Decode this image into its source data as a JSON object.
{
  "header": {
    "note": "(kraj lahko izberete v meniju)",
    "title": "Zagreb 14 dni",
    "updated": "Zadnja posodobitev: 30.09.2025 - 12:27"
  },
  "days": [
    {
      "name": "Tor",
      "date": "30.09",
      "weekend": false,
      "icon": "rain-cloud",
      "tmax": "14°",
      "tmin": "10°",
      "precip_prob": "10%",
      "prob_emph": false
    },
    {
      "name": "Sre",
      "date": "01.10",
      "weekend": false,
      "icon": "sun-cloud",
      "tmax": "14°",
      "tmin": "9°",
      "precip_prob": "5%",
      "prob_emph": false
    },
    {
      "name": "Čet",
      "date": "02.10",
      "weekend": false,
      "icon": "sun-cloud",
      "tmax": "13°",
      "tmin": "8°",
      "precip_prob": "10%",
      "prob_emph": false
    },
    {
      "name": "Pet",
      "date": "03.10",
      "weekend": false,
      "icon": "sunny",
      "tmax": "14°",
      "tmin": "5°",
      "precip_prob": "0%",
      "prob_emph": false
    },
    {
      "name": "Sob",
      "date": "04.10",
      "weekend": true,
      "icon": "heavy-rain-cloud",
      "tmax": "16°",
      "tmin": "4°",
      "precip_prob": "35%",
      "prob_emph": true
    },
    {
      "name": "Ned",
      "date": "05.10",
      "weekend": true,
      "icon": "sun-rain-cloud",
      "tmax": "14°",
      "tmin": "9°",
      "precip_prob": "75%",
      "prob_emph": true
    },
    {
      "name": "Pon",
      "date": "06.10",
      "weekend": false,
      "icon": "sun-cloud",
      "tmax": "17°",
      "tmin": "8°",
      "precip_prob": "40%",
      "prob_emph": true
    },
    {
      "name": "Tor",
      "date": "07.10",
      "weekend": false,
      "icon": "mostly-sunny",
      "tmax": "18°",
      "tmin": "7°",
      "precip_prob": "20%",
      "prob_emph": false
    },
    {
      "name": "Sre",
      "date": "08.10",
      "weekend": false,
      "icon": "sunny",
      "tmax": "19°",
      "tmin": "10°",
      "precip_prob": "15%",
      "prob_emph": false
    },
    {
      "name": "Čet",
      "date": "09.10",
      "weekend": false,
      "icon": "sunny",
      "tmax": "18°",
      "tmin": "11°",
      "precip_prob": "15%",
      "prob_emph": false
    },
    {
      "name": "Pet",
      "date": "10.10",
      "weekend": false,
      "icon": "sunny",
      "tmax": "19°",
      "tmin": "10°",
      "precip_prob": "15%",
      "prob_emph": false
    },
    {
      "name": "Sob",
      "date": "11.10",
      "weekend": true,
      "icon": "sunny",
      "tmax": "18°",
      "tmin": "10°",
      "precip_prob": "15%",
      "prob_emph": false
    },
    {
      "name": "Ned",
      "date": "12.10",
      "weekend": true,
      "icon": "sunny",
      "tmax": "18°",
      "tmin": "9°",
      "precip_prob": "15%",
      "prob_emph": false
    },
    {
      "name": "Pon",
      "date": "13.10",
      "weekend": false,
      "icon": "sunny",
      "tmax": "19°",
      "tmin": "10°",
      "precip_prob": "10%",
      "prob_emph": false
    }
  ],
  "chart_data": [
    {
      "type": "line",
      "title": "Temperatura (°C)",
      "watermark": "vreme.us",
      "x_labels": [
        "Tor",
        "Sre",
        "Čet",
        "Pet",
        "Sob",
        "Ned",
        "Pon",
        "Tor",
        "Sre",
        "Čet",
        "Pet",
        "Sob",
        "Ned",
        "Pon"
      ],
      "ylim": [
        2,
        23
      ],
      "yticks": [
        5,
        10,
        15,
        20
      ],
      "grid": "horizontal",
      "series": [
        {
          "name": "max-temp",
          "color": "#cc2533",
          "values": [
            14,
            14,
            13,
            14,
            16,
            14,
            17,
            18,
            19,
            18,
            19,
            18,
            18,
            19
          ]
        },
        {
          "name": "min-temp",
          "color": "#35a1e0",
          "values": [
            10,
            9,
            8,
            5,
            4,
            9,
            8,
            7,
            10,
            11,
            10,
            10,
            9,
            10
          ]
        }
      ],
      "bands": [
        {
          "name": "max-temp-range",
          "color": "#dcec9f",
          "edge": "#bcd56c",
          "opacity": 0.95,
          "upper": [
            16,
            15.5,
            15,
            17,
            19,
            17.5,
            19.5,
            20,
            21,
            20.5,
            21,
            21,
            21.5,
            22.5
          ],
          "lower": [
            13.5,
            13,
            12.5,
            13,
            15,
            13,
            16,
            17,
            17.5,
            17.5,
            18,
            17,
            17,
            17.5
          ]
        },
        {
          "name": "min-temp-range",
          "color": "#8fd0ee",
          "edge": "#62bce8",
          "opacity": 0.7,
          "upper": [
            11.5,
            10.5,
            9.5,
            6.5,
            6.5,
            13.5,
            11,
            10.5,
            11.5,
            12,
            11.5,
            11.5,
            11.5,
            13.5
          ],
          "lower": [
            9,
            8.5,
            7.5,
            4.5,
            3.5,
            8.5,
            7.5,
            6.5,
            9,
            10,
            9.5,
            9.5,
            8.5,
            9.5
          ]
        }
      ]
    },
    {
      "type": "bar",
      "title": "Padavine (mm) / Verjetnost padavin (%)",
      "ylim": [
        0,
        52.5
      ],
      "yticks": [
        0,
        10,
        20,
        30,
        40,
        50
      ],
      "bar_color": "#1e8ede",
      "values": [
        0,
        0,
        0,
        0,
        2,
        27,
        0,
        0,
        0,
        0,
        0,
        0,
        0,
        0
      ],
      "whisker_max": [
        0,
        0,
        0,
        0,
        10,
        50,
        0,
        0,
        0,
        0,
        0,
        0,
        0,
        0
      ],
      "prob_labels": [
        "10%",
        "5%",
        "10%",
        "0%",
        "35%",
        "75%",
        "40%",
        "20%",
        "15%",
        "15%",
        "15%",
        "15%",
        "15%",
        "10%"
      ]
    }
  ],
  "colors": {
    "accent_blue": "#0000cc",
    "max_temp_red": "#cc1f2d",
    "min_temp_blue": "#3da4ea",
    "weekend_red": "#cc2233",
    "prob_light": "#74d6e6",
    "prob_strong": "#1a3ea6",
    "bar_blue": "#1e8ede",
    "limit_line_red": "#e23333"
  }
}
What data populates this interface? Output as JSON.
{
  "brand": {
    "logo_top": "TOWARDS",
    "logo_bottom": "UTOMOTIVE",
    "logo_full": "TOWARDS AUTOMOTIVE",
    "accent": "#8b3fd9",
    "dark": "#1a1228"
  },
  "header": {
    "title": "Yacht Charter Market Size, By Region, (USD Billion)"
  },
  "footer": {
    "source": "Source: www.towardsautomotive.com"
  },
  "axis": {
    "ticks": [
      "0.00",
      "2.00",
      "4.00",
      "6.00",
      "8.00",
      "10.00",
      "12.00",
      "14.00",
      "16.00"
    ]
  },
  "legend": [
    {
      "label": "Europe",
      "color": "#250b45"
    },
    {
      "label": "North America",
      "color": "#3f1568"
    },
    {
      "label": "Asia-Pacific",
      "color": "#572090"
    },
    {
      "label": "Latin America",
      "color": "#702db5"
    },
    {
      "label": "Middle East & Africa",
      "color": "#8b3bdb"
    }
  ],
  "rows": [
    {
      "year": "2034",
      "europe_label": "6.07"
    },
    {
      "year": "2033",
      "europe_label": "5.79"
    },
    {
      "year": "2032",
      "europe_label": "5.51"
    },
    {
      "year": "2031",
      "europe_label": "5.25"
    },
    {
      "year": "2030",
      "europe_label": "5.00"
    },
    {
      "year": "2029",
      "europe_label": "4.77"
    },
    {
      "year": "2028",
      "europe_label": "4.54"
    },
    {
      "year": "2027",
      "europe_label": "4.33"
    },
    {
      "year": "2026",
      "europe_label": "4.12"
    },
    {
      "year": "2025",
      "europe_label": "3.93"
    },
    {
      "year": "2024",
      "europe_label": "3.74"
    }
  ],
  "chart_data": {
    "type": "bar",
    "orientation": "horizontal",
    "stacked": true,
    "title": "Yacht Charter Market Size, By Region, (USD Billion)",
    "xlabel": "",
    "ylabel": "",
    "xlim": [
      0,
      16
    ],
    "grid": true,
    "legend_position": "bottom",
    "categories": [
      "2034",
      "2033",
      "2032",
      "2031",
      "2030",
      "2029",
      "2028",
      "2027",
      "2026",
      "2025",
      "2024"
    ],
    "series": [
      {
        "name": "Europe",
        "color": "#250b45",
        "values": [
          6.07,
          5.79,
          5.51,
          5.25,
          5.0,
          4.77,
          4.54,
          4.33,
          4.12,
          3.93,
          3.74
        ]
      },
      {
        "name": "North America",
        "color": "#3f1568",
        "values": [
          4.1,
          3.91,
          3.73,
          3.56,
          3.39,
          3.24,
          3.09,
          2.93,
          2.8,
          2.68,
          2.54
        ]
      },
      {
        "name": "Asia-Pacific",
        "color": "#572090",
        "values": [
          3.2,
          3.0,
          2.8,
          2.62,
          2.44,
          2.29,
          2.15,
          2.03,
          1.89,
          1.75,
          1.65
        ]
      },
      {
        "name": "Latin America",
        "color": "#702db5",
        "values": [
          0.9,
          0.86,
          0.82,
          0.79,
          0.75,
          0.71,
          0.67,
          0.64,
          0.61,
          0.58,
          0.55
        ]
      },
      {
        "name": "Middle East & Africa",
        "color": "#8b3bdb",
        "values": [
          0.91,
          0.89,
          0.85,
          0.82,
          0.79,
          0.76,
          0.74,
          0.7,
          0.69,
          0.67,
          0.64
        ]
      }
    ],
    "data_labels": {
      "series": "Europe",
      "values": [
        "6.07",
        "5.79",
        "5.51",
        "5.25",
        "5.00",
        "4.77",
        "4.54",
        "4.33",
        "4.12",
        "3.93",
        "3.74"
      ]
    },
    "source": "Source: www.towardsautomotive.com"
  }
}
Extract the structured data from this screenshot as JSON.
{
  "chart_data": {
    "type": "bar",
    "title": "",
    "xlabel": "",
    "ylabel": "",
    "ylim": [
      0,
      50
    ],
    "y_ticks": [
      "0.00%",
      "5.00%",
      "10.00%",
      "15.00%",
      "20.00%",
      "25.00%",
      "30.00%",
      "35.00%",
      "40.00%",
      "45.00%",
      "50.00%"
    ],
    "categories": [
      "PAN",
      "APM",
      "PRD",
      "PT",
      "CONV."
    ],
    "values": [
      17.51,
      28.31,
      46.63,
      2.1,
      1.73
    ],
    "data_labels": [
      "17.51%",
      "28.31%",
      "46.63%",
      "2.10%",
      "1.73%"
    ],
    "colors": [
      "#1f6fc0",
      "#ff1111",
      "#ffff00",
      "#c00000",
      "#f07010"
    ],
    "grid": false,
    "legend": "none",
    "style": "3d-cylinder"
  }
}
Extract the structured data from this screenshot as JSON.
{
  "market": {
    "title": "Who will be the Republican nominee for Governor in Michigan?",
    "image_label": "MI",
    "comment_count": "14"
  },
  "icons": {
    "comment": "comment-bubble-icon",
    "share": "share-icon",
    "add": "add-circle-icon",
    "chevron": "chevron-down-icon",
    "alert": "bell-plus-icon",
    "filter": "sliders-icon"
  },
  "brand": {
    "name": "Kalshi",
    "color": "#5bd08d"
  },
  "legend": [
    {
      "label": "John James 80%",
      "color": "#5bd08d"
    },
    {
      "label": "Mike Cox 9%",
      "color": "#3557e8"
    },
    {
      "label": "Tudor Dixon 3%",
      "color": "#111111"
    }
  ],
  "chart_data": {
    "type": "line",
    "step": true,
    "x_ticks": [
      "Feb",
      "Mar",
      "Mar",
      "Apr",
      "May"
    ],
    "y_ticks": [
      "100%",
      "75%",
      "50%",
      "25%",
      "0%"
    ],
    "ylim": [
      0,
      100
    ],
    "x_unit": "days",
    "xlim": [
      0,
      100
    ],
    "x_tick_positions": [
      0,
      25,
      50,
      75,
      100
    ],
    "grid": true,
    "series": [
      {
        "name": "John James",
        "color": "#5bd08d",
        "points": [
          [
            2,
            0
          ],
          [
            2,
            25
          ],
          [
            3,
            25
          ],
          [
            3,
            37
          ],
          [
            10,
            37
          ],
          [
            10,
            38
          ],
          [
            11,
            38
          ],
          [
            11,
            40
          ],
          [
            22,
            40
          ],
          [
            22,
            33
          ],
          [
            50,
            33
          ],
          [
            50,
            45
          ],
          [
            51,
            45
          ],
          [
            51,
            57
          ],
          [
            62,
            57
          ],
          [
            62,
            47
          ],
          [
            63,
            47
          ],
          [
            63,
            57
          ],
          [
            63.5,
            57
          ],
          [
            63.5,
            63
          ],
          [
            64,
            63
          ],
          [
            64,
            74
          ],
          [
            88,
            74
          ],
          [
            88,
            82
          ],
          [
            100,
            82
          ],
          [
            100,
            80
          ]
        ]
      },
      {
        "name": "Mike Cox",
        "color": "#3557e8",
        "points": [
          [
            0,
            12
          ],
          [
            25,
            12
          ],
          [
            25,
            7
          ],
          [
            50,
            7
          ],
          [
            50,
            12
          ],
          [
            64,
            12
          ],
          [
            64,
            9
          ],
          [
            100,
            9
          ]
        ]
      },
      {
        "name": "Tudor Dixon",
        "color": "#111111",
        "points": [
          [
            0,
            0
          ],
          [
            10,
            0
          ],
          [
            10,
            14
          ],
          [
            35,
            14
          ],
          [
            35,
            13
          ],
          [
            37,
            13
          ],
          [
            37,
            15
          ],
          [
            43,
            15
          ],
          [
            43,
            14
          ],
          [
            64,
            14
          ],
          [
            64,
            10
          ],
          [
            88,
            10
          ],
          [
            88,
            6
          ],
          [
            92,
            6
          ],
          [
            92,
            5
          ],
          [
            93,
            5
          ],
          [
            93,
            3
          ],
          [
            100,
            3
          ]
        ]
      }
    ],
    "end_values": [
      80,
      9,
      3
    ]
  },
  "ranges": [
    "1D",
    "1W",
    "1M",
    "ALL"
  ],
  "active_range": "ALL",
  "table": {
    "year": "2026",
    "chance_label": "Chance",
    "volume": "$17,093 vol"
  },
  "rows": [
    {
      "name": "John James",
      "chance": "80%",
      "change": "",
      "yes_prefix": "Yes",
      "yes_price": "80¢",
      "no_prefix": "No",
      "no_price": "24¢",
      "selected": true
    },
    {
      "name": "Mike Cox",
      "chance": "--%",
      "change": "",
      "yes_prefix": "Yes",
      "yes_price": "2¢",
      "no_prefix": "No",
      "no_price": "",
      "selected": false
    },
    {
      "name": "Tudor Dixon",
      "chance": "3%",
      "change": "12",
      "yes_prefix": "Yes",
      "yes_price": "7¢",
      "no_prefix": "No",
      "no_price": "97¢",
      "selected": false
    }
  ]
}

+--

**EXERCISE GOAL**
Among the lines of the listing, how many hold the string "title"? Respond with only the number.

**EXERCISE RESULT**
7